[Extracts from a graphics dataset]
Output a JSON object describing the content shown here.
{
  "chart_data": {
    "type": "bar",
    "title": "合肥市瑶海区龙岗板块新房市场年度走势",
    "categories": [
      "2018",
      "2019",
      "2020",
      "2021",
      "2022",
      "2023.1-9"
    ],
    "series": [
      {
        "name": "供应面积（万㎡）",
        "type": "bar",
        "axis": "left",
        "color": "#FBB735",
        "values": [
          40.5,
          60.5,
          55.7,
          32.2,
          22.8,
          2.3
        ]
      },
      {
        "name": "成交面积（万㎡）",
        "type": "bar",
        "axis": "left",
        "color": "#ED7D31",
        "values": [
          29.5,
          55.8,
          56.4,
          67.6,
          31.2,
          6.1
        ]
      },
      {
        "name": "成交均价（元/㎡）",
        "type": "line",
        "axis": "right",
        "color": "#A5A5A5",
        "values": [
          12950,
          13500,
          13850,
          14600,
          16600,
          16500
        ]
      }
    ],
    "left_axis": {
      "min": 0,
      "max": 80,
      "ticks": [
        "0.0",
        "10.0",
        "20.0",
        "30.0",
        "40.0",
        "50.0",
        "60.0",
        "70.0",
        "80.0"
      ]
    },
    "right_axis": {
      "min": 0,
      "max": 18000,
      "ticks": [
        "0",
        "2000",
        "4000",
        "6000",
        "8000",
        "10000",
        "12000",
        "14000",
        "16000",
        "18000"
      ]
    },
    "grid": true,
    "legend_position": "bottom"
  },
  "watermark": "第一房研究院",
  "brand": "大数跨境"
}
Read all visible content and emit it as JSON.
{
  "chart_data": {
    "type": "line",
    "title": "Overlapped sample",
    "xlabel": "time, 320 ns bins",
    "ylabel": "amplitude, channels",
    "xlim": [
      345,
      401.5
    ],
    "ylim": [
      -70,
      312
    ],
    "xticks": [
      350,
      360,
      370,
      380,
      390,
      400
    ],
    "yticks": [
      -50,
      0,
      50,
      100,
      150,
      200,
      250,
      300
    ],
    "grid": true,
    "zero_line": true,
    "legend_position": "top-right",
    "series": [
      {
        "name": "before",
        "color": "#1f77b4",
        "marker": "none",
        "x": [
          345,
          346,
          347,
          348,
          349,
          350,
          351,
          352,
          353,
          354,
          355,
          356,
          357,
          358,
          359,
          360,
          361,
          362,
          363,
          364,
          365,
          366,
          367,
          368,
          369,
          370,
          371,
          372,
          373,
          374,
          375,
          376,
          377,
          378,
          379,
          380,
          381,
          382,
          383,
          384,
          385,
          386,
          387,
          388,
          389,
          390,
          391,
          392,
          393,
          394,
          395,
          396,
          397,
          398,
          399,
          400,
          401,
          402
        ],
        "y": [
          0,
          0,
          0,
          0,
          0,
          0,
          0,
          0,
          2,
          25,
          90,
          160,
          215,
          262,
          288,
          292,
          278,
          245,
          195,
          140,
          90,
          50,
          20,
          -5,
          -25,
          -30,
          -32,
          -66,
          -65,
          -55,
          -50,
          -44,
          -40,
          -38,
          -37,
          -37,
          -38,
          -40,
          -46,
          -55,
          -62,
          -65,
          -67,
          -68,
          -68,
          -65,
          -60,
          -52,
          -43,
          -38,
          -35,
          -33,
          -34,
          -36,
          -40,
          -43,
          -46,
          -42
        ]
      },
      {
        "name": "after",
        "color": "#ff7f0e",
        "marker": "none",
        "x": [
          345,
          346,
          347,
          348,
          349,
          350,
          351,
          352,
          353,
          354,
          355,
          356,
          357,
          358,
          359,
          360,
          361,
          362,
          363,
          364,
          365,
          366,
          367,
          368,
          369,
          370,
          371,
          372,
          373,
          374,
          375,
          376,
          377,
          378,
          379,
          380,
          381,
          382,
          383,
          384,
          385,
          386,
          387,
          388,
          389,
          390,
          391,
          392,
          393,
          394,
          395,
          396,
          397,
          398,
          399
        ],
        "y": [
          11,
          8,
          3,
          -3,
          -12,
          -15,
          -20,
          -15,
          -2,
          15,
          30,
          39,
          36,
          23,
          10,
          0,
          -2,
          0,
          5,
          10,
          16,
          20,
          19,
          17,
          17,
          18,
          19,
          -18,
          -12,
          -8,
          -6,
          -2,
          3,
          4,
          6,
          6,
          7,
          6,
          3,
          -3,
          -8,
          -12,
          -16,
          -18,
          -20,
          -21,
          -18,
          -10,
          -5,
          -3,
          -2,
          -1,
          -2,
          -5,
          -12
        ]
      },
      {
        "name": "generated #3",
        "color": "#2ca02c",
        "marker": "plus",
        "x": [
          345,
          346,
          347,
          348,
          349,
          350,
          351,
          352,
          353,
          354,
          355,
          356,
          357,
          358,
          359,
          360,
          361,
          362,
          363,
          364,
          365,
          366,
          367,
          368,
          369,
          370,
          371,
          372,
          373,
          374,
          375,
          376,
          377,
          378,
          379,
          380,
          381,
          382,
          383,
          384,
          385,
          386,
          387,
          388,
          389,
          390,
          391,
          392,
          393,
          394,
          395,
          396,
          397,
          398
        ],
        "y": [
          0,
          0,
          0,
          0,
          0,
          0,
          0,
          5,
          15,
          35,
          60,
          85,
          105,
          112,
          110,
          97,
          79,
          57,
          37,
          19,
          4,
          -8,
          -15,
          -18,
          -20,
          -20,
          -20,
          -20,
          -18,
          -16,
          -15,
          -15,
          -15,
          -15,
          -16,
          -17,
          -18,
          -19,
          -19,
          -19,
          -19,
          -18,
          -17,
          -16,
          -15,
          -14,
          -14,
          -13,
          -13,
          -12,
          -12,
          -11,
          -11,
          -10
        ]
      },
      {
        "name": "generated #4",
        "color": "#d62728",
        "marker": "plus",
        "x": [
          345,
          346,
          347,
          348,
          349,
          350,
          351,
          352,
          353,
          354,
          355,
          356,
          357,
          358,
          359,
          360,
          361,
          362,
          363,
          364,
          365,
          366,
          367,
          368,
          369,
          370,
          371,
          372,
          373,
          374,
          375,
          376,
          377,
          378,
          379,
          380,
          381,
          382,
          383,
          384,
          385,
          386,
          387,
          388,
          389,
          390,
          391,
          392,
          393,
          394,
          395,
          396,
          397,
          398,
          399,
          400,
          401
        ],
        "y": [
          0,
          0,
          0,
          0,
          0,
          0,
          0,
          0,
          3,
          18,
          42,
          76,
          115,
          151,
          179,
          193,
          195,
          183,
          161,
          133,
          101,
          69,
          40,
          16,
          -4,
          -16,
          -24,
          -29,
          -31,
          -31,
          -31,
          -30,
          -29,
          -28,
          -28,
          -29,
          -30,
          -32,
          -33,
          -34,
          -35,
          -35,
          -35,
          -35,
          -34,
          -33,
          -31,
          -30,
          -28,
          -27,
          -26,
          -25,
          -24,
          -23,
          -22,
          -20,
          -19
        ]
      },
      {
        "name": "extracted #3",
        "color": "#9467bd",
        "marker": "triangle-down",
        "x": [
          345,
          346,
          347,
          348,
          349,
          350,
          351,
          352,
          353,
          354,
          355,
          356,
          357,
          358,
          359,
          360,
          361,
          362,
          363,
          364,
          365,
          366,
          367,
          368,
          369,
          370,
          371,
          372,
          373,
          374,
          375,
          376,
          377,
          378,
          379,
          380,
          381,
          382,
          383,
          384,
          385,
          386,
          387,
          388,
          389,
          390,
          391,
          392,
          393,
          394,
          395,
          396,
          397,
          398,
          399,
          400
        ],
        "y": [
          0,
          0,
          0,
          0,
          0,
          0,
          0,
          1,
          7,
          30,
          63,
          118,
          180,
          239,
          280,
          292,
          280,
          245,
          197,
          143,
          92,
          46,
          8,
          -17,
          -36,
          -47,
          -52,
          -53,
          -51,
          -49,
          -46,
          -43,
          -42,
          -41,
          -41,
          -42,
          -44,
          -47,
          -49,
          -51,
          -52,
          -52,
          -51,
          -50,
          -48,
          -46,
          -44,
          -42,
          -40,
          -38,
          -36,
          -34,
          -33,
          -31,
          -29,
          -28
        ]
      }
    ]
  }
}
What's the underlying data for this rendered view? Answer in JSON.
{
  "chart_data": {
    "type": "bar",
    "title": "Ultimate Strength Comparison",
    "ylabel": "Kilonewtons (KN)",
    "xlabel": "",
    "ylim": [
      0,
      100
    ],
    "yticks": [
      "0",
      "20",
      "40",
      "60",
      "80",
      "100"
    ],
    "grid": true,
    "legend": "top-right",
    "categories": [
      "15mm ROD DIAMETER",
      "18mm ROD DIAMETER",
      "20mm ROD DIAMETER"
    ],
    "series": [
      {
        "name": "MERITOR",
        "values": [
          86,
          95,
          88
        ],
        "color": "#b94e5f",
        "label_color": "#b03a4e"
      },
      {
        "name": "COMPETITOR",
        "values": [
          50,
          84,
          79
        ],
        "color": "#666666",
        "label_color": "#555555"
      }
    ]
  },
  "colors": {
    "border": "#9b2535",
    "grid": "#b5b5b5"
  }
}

### Work required
Extract from the data every line where "DIAMETER" shows up.

### Answer for the task
      "15mm ROD DIAMETER",
      "18mm ROD DIAMETER",
      "20mm ROD DIAMETER"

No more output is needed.